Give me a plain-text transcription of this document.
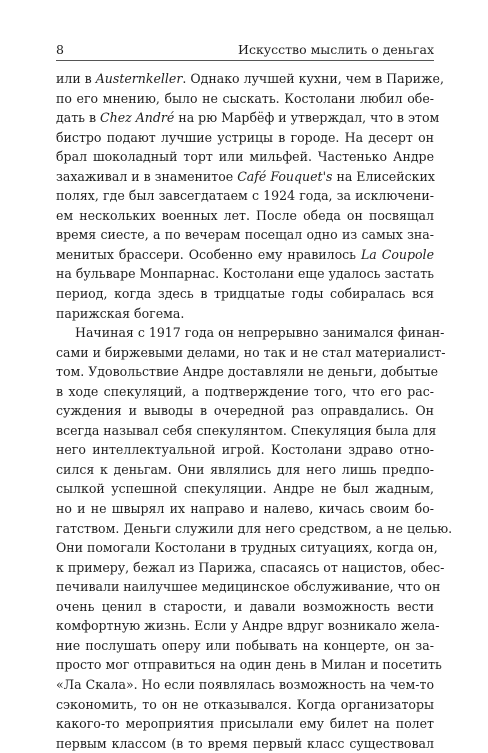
8	Искусство мыслить о деньгах
или в Austernkeller. Однако лучшей кухни, чем в Париже,
по его мнению, было не сыскать. Костолани любил обе-
дать в Chez André на рю Марбёф и утверждал, что в этом
бистро подают лучшие устрицы в городе. На десерт он
брал шоколадный торт или мильфей. Частенько Андре
захаживал и в знаменитое Café Fouquet's на Елисейских
полях, где был завсегдатаем с 1924 года, за исключени-
ем нескольких военных лет. После обеда он посвящал
время сиесте, а по вечерам посещал одно из самых зна-
менитых брассери. Особенно ему нравилось La Coupole
на бульваре Монпарнас. Костолани еще удалось застать
период, когда здесь в тридцатые годы собиралась вся
парижская богема.
Начиная с 1917 года он непрерывно занимался финан-
сами и биржевыми делами, но так и не стал материалист-
том. Удовольствие Андре доставляли не деньги, добытые
в ходе спекуляций, а подтверждение того, что его рас-
суждения и выводы в очередной раз оправдались. Он
всегда называл себя спекулянтом. Спекуляция была для
него интеллектуальной игрой. Костолани здраво отно-
сился к деньгам. Они являлись для него лишь предпо-
сылкой успешной спекуляции. Андре не был жадным,
но и не швырял их направо и налево, кичась своим бо-
гатством. Деньги служили для него средством, а не целью.
Они помогали Костолани в трудных ситуациях, когда он,
к примеру, бежал из Парижа, спасаясь от нацистов, обес-
печивали наилучшее медицинское обслуживание, что он
очень ценил в старости, и давали возможность вести
комфортную жизнь. Если у Андре вдруг возникало жела-
ние послушать оперу или побывать на концерте, он за-
просто мог отправиться на один день в Милан и посетить
«Ла Скала». Но если появлялась возможность на чем-то
сэкономить, то он не отказывался. Когда организаторы
какого-то мероприятия присылали ему билет на полет
первым классом (в то время первый класс существовал
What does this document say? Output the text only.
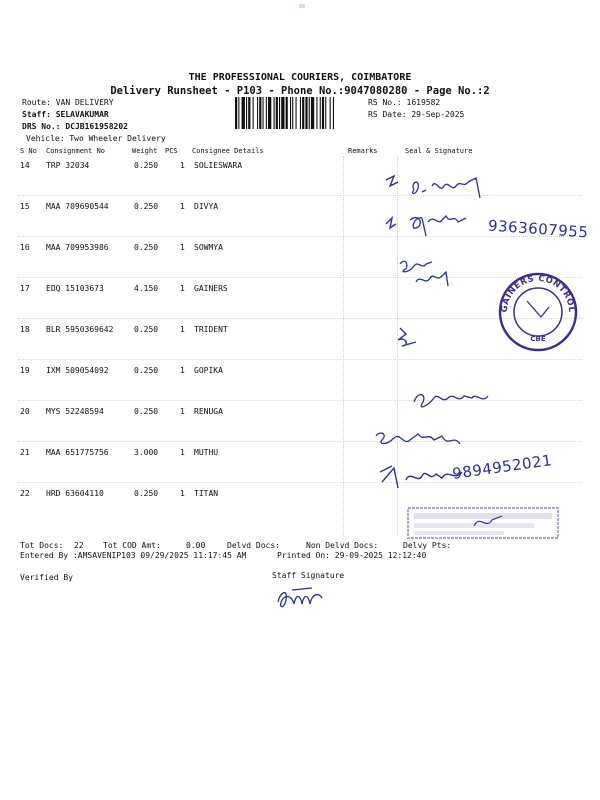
THE PROFESSIONAL COURIERS, COIMBATORE
Delivery Runsheet - P103 - Phone No.:9047080280 - Page No.:2
Route: VAN DELIVERY
Staff: SELAVAKUMAR
DRS No.: DCJB161958202
Vehicle: Two Wheeler Delivery
RS No.: 1619582
RS Date: 29-Sep-2025
S No Consignment No	Weight PCS Consignee Details	Remarks	Seal & Signature
14 TRP 32034	0.250	1 SOLIESWARA
15 MAA 709690544	0.250	1 DIVYA
16 MAA 709953986	0.250	1 SOWMYA
17 EDQ 15103673	4.150	1 GAINERS
18 BLR 5950369642	0.250	1 TRIDENT
19 IXM 509054092	0.250	1 GOPIKA
20 MYS 52248594	0.250	1 RENUGA
21 MAA 651775756	3.000	1 MUTHU
22 HRD 63604110	0.250	1 TITAN
9363607955
9894952021
GAINERS CONTROL
CBE
Tot Docs: 22 Tot COD Amt:	0.00	Delvd Docs:	Non Delvd Docs:	Delvy Pts:
Entered By :AMSAVENIP103 09/29/2025 11:17:45 AM	Printed On: 29-09-2025 12:12:40
Verified By	Staff Signature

########################################

▶ TASK TO CARRY OUT
Transcribe all the lines above exactly, apart from the pictures.

▶ ANSWER IN FULL
Give me a plain-text transcription of this document.
8	Искусство мыслить о деньгах
или в Austernkeller. Однако лучшей кухни, чем в Париже,
по его мнению, было не сыскать. Костолани любил обе-
дать в Chez André на рю Марбёф и утверждал, что в этом
бистро подают лучшие устрицы в городе. На десерт он
брал шоколадный торт или мильфей. Частенько Андре
захаживал и в знаменитое Café Fouquet's на Елисейских
полях, где был завсегдатаем с 1924 года, за исключени-
ем нескольких военных лет. После обеда он посвящал
время сиесте, а по вечерам посещал одно из самых зна-
менитых брассери. Особенно ему нравилось La Coupole
на бульваре Монпарнас. Костолани еще удалось застать
период, когда здесь в тридцатые годы собиралась вся
парижская богема.
Начиная с 1917 года он непрерывно занимался финан-
сами и биржевыми делами, но так и не стал материалист-
том. Удовольствие Андре доставляли не деньги, добытые
в ходе спекуляций, а подтверждение того, что его рас-
суждения и выводы в очередной раз оправдались. Он
всегда называл себя спекулянтом. Спекуляция была для
него интеллектуальной игрой. Костолани здраво отно-
сился к деньгам. Они являлись для него лишь предпо-
сылкой успешной спекуляции. Андре не был жадным,
но и не швырял их направо и налево, кичась своим бо-
гатством. Деньги служили для него средством, а не целью.
Они помогали Костолани в трудных ситуациях, когда он,
к примеру, бежал из Парижа, спасаясь от нацистов, обес-
печивали наилучшее медицинское обслуживание, что он
очень ценил в старости, и давали возможность вести
комфортную жизнь. Если у Андре вдруг возникало жела-
ние послушать оперу или побывать на концерте, он за-
просто мог отправиться на один день в Милан и посетить
«Ла Скала». Но если появлялась возможность на чем-то
сэкономить, то он не отказывался. Когда организаторы
какого-то мероприятия присылали ему билет на полет
первым классом (в то время первый класс существовал
What does this document say? Output the text only.
THE PROFESSIONAL COURIERS, COIMBATORE
Delivery Runsheet - P103 - Phone No.:9047080280 - Page No.:2
Route: VAN DELIVERY
Staff: SELAVAKUMAR
DRS No.: DCJB161958202
Vehicle: Two Wheeler Delivery
RS No.: 1619582
RS Date: 29-Sep-2025
S No Consignment No	Weight PCS Consignee Details	Remarks	Seal & Signature
14 TRP 32034	0.250	1 SOLIESWARA
15 MAA 709690544	0.250	1 DIVYA
16 MAA 709953986	0.250	1 SOWMYA
17 EDQ 15103673	4.150	1 GAINERS
18 BLR 5950369642	0.250	1 TRIDENT
19 IXM 509054092	0.250	1 GOPIKA
20 MYS 52248594	0.250	1 RENUGA
21 MAA 651775756	3.000	1 MUTHU
22 HRD 63604110	0.250	1 TITAN
9363607955
9894952021
GAINERS CONTROL
CBE
Tot Docs: 22 Tot COD Amt:	0.00	Delvd Docs:	Non Delvd Docs:	Delvy Pts:
Entered By :AMSAVENIP103 09/29/2025 11:17:45 AM	Printed On: 29-09-2025 12:12:40
Verified By	Staff Signature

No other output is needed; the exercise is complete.